### EXERCISE DETAILS
In the listing below, pick out lines with "Основы".

[Entries taken from a collection]
_ _ _

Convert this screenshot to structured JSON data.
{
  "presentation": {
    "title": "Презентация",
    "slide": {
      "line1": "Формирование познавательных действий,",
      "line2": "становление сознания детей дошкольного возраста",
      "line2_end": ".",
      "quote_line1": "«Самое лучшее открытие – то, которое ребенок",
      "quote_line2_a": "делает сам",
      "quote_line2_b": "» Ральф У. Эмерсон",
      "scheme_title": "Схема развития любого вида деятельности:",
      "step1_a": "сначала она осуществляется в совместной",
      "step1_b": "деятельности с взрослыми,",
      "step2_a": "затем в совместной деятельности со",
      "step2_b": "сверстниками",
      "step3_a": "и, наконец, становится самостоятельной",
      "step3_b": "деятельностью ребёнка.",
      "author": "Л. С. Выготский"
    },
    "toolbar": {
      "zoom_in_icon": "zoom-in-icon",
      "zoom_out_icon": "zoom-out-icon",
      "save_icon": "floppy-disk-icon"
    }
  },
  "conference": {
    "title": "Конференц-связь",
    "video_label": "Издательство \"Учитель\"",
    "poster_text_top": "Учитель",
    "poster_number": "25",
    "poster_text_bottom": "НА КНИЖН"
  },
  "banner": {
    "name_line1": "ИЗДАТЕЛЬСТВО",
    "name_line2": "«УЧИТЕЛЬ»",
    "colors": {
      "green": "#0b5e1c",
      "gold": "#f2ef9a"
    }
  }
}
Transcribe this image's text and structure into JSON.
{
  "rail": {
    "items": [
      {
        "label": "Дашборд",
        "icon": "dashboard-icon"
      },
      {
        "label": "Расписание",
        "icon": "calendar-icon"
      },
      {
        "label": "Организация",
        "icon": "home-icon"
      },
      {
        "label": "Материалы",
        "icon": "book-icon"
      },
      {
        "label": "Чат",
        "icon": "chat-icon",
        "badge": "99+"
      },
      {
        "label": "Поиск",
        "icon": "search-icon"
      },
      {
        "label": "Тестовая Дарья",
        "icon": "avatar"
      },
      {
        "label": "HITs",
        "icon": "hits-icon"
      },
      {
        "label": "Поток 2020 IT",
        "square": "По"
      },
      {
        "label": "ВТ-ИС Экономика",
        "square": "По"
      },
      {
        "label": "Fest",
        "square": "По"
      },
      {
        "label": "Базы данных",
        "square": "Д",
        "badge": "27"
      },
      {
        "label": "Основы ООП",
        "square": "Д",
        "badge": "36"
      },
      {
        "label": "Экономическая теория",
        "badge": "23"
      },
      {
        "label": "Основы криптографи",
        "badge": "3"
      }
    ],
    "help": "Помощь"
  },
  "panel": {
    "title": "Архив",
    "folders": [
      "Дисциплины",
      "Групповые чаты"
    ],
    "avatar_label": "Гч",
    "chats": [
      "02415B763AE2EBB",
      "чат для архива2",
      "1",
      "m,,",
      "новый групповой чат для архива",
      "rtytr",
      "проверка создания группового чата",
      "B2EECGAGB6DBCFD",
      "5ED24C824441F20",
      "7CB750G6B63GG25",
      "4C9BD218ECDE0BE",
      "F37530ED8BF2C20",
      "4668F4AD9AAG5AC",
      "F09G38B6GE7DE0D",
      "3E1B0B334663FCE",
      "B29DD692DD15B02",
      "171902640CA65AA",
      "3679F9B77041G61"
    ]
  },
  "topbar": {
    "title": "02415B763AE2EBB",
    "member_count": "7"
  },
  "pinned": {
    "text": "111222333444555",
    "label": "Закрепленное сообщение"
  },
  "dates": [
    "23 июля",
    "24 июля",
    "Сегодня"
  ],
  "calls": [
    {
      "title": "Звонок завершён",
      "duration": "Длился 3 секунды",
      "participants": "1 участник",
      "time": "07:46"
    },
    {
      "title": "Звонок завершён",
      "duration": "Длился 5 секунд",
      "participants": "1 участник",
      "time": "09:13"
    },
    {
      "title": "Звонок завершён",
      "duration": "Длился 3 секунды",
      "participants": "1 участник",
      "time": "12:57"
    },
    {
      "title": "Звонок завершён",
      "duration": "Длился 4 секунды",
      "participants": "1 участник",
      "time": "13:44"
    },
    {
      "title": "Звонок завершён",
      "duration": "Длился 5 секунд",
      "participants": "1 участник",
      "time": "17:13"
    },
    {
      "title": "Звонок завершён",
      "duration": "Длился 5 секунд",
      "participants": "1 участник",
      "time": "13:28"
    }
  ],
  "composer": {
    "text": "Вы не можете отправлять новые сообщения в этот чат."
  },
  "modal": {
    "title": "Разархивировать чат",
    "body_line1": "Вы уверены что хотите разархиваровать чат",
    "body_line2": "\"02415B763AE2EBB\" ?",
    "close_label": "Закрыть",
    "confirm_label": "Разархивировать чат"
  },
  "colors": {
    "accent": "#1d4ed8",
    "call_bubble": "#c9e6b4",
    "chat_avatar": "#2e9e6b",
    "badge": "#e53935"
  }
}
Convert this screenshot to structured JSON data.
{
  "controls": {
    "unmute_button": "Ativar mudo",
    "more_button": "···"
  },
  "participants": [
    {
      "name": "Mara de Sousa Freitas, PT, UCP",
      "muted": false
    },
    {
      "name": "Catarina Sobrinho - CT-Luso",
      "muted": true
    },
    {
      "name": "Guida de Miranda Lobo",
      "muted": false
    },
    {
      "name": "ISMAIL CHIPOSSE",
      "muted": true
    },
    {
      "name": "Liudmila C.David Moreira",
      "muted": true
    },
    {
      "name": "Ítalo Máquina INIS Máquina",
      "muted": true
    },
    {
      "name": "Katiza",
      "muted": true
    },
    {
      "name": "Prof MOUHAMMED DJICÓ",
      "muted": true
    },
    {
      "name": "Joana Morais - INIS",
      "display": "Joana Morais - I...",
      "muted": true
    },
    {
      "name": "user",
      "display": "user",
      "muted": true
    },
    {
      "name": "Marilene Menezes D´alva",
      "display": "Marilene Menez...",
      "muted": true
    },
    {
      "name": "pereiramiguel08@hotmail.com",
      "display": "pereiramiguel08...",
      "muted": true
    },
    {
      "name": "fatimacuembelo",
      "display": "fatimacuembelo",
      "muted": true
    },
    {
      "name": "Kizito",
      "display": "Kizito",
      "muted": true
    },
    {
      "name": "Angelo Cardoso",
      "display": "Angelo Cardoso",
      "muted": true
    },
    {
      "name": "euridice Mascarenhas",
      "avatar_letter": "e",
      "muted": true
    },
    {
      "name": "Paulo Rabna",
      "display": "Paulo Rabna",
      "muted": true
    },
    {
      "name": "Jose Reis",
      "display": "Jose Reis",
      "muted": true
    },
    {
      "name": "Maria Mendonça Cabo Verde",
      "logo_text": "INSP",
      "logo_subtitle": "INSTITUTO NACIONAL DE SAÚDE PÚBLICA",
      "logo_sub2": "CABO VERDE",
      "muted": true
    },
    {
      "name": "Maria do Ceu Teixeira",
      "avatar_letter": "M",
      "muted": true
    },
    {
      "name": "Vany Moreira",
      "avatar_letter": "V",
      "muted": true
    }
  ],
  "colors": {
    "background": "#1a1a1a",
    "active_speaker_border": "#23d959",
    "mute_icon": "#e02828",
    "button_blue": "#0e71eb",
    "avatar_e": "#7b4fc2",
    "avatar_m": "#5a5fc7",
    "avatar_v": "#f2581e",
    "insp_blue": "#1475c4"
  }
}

_ _ _

### SOLUTION TO THE PROBLEM
        "label": "Основы ООП",
        "label": "Основы криптографи",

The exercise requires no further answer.